#### Passage to read

Frankly, the book was great at creating grueling characters and then making me recognize in their bigger than life flaws some of mine. It's not a nice feeling at all, but that doesn't mean it's not masterful.On the contrary, I'm glad I went through it because this constant uneasiness is the point. However, the neurotic and self-loathing vibe that goes through the whole story pretty guarantees I'll never pick it up again.

Other than that, I'm back into short stories mode - thanks to the Penguin short classic series ... - having gobbled a few from Primo Levi, Nabokov and Jorge Luis Borges last week-end.

I'm lucky I picked those three at the same time because they balance each other out pretty well.

Levi's short stories are really about pushing a very simple and elegant predicate to some sort of non-sensical or emotional limit, using very light fantastic element in the process (think the Horla). I pretty much loved everything I read from him, but Knall and The Death of Marinese really stood out.I'll probably pick up The Periodic Table next.

########

(Stated exercise 1)
Rewrite the listing from its first line up to and including the line that contains "375, 694, 554]", replacing "service-card" with "feature-card" and leaving all else unchanged.

#### Material for this task

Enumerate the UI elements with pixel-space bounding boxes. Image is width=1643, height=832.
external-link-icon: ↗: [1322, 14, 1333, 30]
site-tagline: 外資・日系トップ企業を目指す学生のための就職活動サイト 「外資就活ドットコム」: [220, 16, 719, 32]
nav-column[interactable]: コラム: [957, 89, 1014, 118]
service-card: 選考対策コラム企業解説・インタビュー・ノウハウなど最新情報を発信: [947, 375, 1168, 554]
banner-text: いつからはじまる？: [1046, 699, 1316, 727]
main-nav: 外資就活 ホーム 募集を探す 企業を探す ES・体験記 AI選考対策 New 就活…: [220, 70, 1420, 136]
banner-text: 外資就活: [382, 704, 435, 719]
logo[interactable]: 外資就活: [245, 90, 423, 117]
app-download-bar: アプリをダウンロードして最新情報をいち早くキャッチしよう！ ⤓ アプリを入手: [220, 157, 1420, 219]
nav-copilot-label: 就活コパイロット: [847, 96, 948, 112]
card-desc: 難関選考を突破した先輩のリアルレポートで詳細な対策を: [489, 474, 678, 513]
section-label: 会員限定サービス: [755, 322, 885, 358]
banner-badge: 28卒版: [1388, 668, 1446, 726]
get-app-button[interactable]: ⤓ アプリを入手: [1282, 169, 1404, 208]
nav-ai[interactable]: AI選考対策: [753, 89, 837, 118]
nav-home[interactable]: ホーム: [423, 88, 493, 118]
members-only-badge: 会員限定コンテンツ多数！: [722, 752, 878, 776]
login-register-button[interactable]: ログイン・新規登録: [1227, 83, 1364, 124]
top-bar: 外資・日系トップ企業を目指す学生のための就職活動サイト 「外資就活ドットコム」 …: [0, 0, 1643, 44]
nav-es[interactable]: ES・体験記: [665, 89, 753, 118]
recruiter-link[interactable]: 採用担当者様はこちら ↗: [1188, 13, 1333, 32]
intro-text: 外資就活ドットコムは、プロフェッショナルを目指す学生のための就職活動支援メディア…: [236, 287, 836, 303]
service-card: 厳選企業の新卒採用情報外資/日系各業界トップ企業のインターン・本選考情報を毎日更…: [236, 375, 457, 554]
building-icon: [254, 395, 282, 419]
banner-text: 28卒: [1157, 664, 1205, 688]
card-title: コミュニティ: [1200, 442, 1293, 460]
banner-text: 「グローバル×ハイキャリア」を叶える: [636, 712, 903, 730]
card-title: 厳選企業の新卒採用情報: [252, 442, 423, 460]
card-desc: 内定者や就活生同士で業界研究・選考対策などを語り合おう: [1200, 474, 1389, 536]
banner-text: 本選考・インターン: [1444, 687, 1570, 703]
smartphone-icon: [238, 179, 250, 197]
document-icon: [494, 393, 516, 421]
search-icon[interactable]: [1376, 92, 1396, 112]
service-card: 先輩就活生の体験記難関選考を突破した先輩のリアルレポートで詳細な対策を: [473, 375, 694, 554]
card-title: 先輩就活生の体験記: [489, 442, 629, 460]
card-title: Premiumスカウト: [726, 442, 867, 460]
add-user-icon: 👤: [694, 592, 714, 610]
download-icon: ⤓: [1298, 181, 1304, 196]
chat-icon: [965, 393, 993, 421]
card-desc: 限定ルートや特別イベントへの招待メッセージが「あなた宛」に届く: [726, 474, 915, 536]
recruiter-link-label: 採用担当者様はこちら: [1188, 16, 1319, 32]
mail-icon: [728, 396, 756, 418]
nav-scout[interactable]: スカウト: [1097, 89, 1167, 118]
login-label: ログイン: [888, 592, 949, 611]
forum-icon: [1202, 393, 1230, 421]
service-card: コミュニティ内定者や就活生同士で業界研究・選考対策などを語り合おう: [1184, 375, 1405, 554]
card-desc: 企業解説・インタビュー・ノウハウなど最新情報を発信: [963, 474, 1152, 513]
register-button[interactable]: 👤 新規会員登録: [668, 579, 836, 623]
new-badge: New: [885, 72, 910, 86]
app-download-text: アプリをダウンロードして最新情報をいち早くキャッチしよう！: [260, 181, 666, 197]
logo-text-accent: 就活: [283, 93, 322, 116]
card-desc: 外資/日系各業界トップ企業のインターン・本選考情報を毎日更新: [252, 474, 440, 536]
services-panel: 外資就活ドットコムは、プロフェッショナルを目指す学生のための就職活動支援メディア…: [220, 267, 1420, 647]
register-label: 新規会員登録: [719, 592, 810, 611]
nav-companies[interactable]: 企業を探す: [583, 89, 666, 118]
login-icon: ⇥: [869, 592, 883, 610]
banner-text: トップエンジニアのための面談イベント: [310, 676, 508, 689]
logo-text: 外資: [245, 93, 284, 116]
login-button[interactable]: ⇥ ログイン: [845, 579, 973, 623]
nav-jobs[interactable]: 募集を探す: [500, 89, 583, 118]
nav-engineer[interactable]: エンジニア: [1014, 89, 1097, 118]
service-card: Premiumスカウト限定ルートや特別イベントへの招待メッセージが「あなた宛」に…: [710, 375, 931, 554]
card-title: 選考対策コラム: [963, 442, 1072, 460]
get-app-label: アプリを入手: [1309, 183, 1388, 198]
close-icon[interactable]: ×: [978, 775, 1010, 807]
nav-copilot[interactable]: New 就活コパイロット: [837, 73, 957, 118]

########

(Stated exercise 2)
In the reading notes, which two Levi short stories are said to have stood out?

(Result 1)
Enumerate the UI elements with pixel-space bounding boxes. Image is width=1643, height=832.
external-link-icon: ↗: [1322, 14, 1333, 30]
site-tagline: 外資・日系トップ企業を目指す学生のための就職活動サイト 「外資就活ドットコム」: [220, 16, 719, 32]
nav-column[interactable]: コラム: [957, 89, 1014, 118]
feature-card: 選考対策コラム企業解説・インタビュー・ノウハウなど最新情報を発信: [947, 375, 1168, 554]
banner-text: いつからはじまる？: [1046, 699, 1316, 727]
main-nav: 外資就活 ホーム 募集を探す 企業を探す ES・体験記 AI選考対策 New 就活…: [220, 70, 1420, 136]
banner-text: 外資就活: [382, 704, 435, 719]
logo[interactable]: 外資就活: [245, 90, 423, 117]
app-download-bar: アプリをダウンロードして最新情報をいち早くキャッチしよう！ ⤓ アプリを入手: [220, 157, 1420, 219]
nav-copilot-label: 就活コパイロット: [847, 96, 948, 112]
card-desc: 難関選考を突破した先輩のリアルレポートで詳細な対策を: [489, 474, 678, 513]
section-label: 会員限定サービス: [755, 322, 885, 358]
banner-badge: 28卒版: [1388, 668, 1446, 726]
get-app-button[interactable]: ⤓ アプリを入手: [1282, 169, 1404, 208]
nav-ai[interactable]: AI選考対策: [753, 89, 837, 118]
nav-home[interactable]: ホーム: [423, 88, 493, 118]
members-only-badge: 会員限定コンテンツ多数！: [722, 752, 878, 776]
login-register-button[interactable]: ログイン・新規登録: [1227, 83, 1364, 124]
top-bar: 外資・日系トップ企業を目指す学生のための就職活動サイト 「外資就活ドットコム」 …: [0, 0, 1643, 44]
nav-es[interactable]: ES・体験記: [665, 89, 753, 118]
recruiter-link[interactable]: 採用担当者様はこちら ↗: [1188, 13, 1333, 32]
intro-text: 外資就活ドットコムは、プロフェッショナルを目指す学生のための就職活動支援メディア…: [236, 287, 836, 303]
feature-card: 厳選企業の新卒採用情報外資/日系各業界トップ企業のインターン・本選考情報を毎日更…: [236, 375, 457, 554]
building-icon: [254, 395, 282, 419]
banner-text: 28卒: [1157, 664, 1205, 688]
card-title: コミュニティ: [1200, 442, 1293, 460]
banner-text: 「グローバル×ハイキャリア」を叶える: [636, 712, 903, 730]
card-title: 厳選企業の新卒採用情報: [252, 442, 423, 460]
card-desc: 内定者や就活生同士で業界研究・選考対策などを語り合おう: [1200, 474, 1389, 536]
banner-text: 本選考・インターン: [1444, 687, 1570, 703]
smartphone-icon: [238, 179, 250, 197]
document-icon: [494, 393, 516, 421]
search-icon[interactable]: [1376, 92, 1396, 112]
feature-card: 先輩就活生の体験記難関選考を突破した先輩のリアルレポートで詳細な対策を: [473, 375, 694, 554]

(Result 2)
Knall and The Death of Marinese.